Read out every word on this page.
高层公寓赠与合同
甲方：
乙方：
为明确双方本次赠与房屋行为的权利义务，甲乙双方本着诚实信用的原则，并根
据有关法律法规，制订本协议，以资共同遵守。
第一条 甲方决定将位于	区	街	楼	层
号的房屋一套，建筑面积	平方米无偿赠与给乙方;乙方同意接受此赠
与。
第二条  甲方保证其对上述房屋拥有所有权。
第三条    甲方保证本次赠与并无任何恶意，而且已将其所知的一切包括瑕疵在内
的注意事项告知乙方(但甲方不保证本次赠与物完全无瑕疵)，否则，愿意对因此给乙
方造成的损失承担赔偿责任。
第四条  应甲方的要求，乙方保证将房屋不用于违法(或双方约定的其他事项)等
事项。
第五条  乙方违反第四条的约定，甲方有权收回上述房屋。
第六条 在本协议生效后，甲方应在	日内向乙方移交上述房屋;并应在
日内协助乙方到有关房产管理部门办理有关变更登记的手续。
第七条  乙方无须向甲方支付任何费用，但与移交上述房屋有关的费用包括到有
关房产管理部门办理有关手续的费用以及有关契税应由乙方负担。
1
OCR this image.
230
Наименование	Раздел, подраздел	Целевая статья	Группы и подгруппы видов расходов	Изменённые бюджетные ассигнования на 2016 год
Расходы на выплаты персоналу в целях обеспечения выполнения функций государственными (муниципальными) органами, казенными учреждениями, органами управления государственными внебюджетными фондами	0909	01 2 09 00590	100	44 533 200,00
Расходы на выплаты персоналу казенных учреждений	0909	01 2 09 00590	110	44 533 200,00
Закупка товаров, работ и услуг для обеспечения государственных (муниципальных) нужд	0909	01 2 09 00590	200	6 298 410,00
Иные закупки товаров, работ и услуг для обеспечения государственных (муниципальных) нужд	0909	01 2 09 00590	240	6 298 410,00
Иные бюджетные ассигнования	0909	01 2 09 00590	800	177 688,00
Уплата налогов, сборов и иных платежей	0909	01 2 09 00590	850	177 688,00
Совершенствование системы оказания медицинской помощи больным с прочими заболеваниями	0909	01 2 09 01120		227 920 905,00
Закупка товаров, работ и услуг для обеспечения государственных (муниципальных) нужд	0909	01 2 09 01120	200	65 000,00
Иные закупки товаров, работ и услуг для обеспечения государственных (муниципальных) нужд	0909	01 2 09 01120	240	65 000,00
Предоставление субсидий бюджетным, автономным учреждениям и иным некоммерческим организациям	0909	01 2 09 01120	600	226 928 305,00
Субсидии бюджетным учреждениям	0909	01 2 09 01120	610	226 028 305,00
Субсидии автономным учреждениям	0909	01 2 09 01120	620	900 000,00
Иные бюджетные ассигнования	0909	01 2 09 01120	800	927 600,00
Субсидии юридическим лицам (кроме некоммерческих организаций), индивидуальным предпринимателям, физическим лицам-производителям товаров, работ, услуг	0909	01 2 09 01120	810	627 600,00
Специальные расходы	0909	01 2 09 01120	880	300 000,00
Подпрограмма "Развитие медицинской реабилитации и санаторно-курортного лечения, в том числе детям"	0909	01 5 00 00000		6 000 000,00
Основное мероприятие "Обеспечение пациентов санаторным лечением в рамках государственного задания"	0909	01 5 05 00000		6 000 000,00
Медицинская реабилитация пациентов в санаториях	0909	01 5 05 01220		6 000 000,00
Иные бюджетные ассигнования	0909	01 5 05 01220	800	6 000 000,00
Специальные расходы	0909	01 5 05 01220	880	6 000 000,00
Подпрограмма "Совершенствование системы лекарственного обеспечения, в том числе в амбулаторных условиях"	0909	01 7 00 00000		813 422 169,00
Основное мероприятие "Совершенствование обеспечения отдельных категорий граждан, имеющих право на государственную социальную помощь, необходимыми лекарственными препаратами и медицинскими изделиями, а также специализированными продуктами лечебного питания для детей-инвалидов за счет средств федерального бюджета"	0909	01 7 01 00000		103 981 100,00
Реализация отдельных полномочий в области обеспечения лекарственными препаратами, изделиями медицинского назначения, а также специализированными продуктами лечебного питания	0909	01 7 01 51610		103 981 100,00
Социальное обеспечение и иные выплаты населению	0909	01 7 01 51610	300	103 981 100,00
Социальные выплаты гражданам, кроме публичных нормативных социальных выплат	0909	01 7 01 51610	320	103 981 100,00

**EXERCISE**
Write down the full listing again, exactly.

**EXERCISE ANSWER**
Read out every word on this page.
高层公寓赠与合同
甲方：
乙方：
为明确双方本次赠与房屋行为的权利义务，甲乙双方本着诚实信用的原则，并根
据有关法律法规，制订本协议，以资共同遵守。
第一条 甲方决定将位于	区	街	楼	层
号的房屋一套，建筑面积	平方米无偿赠与给乙方;乙方同意接受此赠
与。
第二条  甲方保证其对上述房屋拥有所有权。
第三条    甲方保证本次赠与并无任何恶意，而且已将其所知的一切包括瑕疵在内
的注意事项告知乙方(但甲方不保证本次赠与物完全无瑕疵)，否则，愿意对因此给乙
方造成的损失承担赔偿责任。
第四条  应甲方的要求，乙方保证将房屋不用于违法(或双方约定的其他事项)等
事项。
第五条  乙方违反第四条的约定，甲方有权收回上述房屋。
第六条 在本协议生效后，甲方应在	日内向乙方移交上述房屋;并应在
日内协助乙方到有关房产管理部门办理有关变更登记的手续。
第七条  乙方无须向甲方支付任何费用，但与移交上述房屋有关的费用包括到有
关房产管理部门办理有关手续的费用以及有关契税应由乙方负担。
1
OCR this image.
230
Наименование	Раздел, подраздел	Целевая статья	Группы и подгруппы видов расходов	Изменённые бюджетные ассигнования на 2016 год
Расходы на выплаты персоналу в целях обеспечения выполнения функций государственными (муниципальными) органами, казенными учреждениями, органами управления государственными внебюджетными фондами	0909	01 2 09 00590	100	44 533 200,00
Расходы на выплаты персоналу казенных учреждений	0909	01 2 09 00590	110	44 533 200,00
Закупка товаров, работ и услуг для обеспечения государственных (муниципальных) нужд	0909	01 2 09 00590	200	6 298 410,00
Иные закупки товаров, работ и услуг для обеспечения государственных (муниципальных) нужд	0909	01 2 09 00590	240	6 298 410,00
Иные бюджетные ассигнования	0909	01 2 09 00590	800	177 688,00
Уплата налогов, сборов и иных платежей	0909	01 2 09 00590	850	177 688,00
Совершенствование системы оказания медицинской помощи больным с прочими заболеваниями	0909	01 2 09 01120		227 920 905,00
Закупка товаров, работ и услуг для обеспечения государственных (муниципальных) нужд	0909	01 2 09 01120	200	65 000,00
Иные закупки товаров, работ и услуг для обеспечения государственных (муниципальных) нужд	0909	01 2 09 01120	240	65 000,00
Предоставление субсидий бюджетным, автономным учреждениям и иным некоммерческим организациям	0909	01 2 09 01120	600	226 928 305,00
Субсидии бюджетным учреждениям	0909	01 2 09 01120	610	226 028 305,00
Субсидии автономным учреждениям	0909	01 2 09 01120	620	900 000,00
Иные бюджетные ассигнования	0909	01 2 09 01120	800	927 600,00
Субсидии юридическим лицам (кроме некоммерческих организаций), индивидуальным предпринимателям, физическим лицам-производителям товаров, работ, услуг	0909	01 2 09 01120	810	627 600,00
Специальные расходы	0909	01 2 09 01120	880	300 000,00
Подпрограмма "Развитие медицинской реабилитации и санаторно-курортного лечения, в том числе детям"	0909	01 5 00 00000		6 000 000,00
Основное мероприятие "Обеспечение пациентов санаторным лечением в рамках государственного задания"	0909	01 5 05 00000		6 000 000,00
Медицинская реабилитация пациентов в санаториях	0909	01 5 05 01220		6 000 000,00
Иные бюджетные ассигнования	0909	01 5 05 01220	800	6 000 000,00
Специальные расходы	0909	01 5 05 01220	880	6 000 000,00
Подпрограмма "Совершенствование системы лекарственного обеспечения, в том числе в амбулаторных условиях"	0909	01 7 00 00000		813 422 169,00
Основное мероприятие "Совершенствование обеспечения отдельных категорий граждан, имеющих право на государственную социальную помощь, необходимыми лекарственными препаратами и медицинскими изделиями, а также специализированными продуктами лечебного питания для детей-инвалидов за счет средств федерального бюджета"	0909	01 7 01 00000		103 981 100,00
Реализация отдельных полномочий в области обеспечения лекарственными препаратами, изделиями медицинского назначения, а также специализированными продуктами лечебного питания	0909	01 7 01 51610		103 981 100,00
Социальное обеспечение и иные выплаты населению	0909	01 7 01 51610	300	103 981 100,00
Социальные выплаты гражданам, кроме публичных нормативных социальных выплат	0909	01 7 01 51610	320	103 981 100,00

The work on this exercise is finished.